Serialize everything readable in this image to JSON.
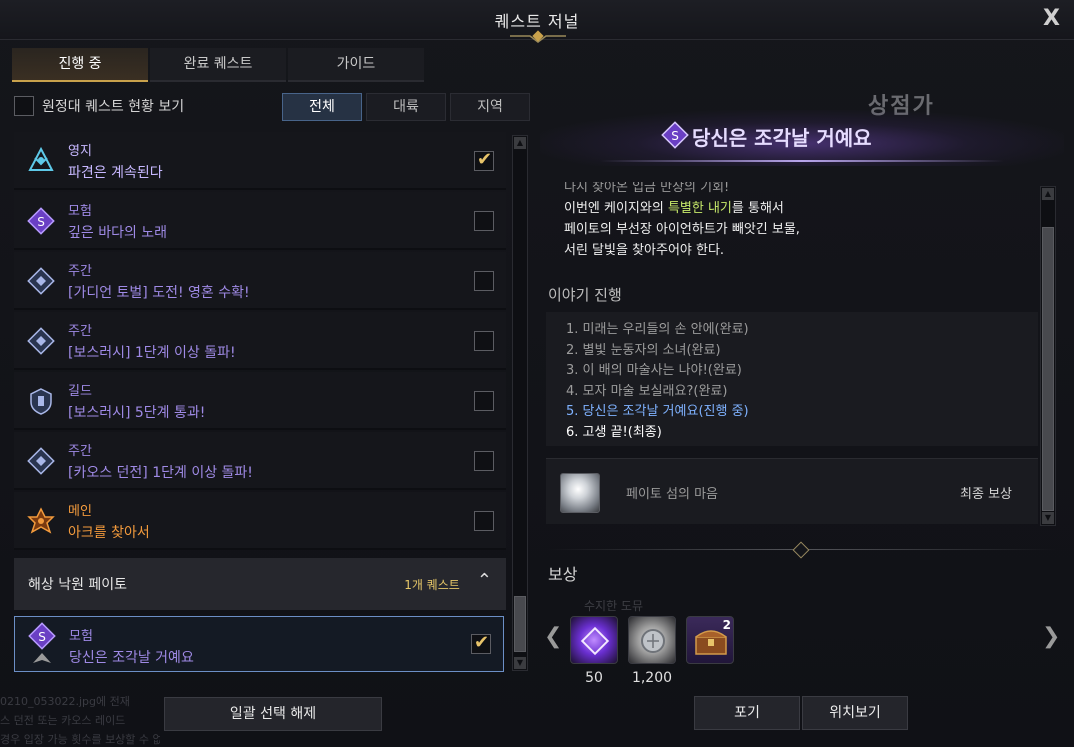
{
  "window": {
    "title": "퀘스트 저널",
    "close_label": "X"
  },
  "tabs": [
    {
      "label": "진행 중",
      "active": true
    },
    {
      "label": "완료 퀘스트",
      "active": false
    },
    {
      "label": "가이드",
      "active": false
    }
  ],
  "filters": {
    "expedition_label": "원정대 퀘스트 현황 보기",
    "buttons": [
      "전체",
      "대륙",
      "지역"
    ],
    "active": "전체"
  },
  "quests": [
    {
      "category": "영지",
      "name": "파견은 계속된다",
      "icon": "estate-icon",
      "checked": true
    },
    {
      "category": "모험",
      "name": "깊은 바다의 노래",
      "icon": "adventure-icon",
      "checked": false
    },
    {
      "category": "주간",
      "name": "[가디언 토벌] 도전! 영혼 수확!",
      "icon": "weekly-icon",
      "checked": false
    },
    {
      "category": "주간",
      "name": "[보스러시] 1단계 이상 돌파!",
      "icon": "weekly-icon",
      "checked": false
    },
    {
      "category": "길드",
      "name": "[보스러시] 5단계 통과!",
      "icon": "guild-icon",
      "checked": false
    },
    {
      "category": "주간",
      "name": "[카오스 던전] 1단계 이상 돌파!",
      "icon": "weekly-icon",
      "checked": false
    },
    {
      "category": "메인",
      "name": "아크를 찾아서",
      "icon": "main-quest-icon",
      "checked": false
    }
  ],
  "region_group": {
    "name": "해상 낙원 페이토",
    "count": "1개 퀘스트"
  },
  "selected_quest": {
    "category": "모험",
    "name": "당신은 조각날 거예요",
    "checked": true
  },
  "background_text": [
    "0210_053022.jpg에 전재",
    "스 던전 또는 카오스 레이드",
    "경우 입장 가능 횟수를 보상할 수 없어요"
  ],
  "deselect_label": "일괄 선택 해제",
  "detail": {
    "zone": "상점가",
    "title": "당신은 조각날 거예요",
    "story": {
      "line0": "다시 찾아온 입금 만장의 기회!",
      "line1_pre": "이번엔 케이지와의 ",
      "line1_hl": "특별한 내기",
      "line1_post": "를 통해서",
      "line2": "페이토의 부선장 아이언하트가 빼앗긴 보물,",
      "line3": "서린 달빛을 찾아주어야 한다."
    },
    "progress_header": "이야기 진행",
    "steps": [
      "1. 미래는 우리들의 손 안에(완료)",
      "2. 별빛 눈동자의 소녀(완료)",
      "3. 이 배의 마술사는 나야!(완료)",
      "4. 모자 마술 보실래요?(완료)",
      "5. 당신은 조각날 거예요(진행 중)",
      "6. 고생 끝!(최종)"
    ],
    "final_reward": {
      "name": "페이토 섬의 마음",
      "tag": "최종 보상"
    }
  },
  "rewards": {
    "header": "보상",
    "ghost_label": "수지한 도뮤",
    "items": [
      {
        "icon": "purple-crystal-icon",
        "count": "50"
      },
      {
        "icon": "silver-coin-icon",
        "count": "1,200"
      },
      {
        "icon": "treasure-chest-icon",
        "count": "",
        "badge": "2"
      }
    ]
  },
  "actions": {
    "abandon": "포기",
    "locate": "위치보기"
  },
  "colors": {
    "accent_gold": "#c9a24c",
    "quest_purple": "#9f8ae6",
    "main_orange": "#f29a3c",
    "current_step_blue": "#7fb2ff",
    "highlight_green": "#c6e86a"
  }
}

________________________________________

#### REQUIREMENT
Report how many lines in the entries hold the string "category". Nothing but the number is wanted.

#### THE RESULT
8